• TASKS AND EXERCISES:
1 - Answer these questions about the interview excerpt:
(a) Which singer and writer does Segal name as an inspiration in the making of the album?
(b) Which Frank Ocean song is mentioned in the question about production discography?
(c) What does Fox say is one of Fox's favorite things about Nico?
2 - Retype everything in the interview excerpt from "Fox: Randy Newman, we" down to "need you, please!".

• READING PASSAGE:

- - -

Segal: There are different inspirations for lots of different songs, and since we make a lot of different types of music, this project specifically would've catered to that vision. Great singers and writers like Labi Siffre—we were super inspired by his music in the making of this album.

Fox: And him as a person, I want to add that.

I enjoyed seeing your production discography listed out, because I've been following you each for a long time and some of these, I didn't even know about, like working on “U-N-I-T-Y” by Frank Ocean for example. Is there anyone left on your bucket list in terms of collaborators?

Segal: Of course, oh my God, there's so many.

Fox: Randy Newman, we need you. Paul Simon, we need you. Elton John we need you. Paul McCartney, we need you. Stevie Wonder, we need you. Lauryn Hill, we need you. Labi Siffre, we need you, please!

Segal: It's been so eye-opening these past couple of years as we watched some of these people on our list pass away. It drives us that much more to make music that hopefully reaches their ears, so that we don't always have to reach out to them and say, “Oh my god, we're so inspired by you.” I'm sure they've spent forty-plus years hearing people say that. To hear their own influence in our music would be my ideal way of getting to them—hearing, “Oh my god, they were obviously listening to Tapestry.” I hope that they can hear that because I can never thank them enough for everything that they have done for us.

What do you like about working with each other?

Fox: I love how opinionated Nico is. It is one of my favorite things because it always leads to the right answer. I can never think of a time where Nico was firm about something that it didn't end up being the right choice.

- - -

• STUDY MATERIAL:
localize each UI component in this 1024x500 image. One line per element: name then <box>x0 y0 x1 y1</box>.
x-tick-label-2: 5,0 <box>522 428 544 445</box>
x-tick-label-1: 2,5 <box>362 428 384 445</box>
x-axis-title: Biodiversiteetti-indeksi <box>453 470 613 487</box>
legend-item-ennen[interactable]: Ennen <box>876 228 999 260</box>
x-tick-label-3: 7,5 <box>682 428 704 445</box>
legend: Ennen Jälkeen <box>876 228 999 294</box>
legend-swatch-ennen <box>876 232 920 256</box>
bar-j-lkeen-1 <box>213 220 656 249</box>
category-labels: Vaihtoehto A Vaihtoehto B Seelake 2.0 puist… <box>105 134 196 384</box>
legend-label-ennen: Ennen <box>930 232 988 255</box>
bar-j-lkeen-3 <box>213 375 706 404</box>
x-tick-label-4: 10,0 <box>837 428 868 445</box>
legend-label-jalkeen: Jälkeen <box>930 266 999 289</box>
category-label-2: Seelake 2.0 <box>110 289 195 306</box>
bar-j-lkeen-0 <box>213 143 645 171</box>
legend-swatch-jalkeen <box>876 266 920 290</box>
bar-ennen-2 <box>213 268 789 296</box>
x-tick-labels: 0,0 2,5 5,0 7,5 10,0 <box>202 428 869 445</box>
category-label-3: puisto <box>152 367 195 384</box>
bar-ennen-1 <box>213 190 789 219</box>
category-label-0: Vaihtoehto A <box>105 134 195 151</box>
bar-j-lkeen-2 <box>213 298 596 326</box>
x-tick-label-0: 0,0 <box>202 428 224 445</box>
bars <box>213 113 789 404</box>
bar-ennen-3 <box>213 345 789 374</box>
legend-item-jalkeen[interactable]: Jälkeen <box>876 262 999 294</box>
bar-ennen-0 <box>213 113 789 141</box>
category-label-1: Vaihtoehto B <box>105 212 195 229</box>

- - -

• ANSWERS TO EACH TASK:
1 -
(a) Labi Siffre.
(b) "U-N-I-T-Y."
(c) How opinionated Nico is.

2 -
Fox: Randy Newman, we need you. Paul Simon, we need you. Elton John we need you. Paul McCartney, we need you. Stevie Wonder, we need you. Lauryn Hill, we need you. Labi Siffre, we need you, please!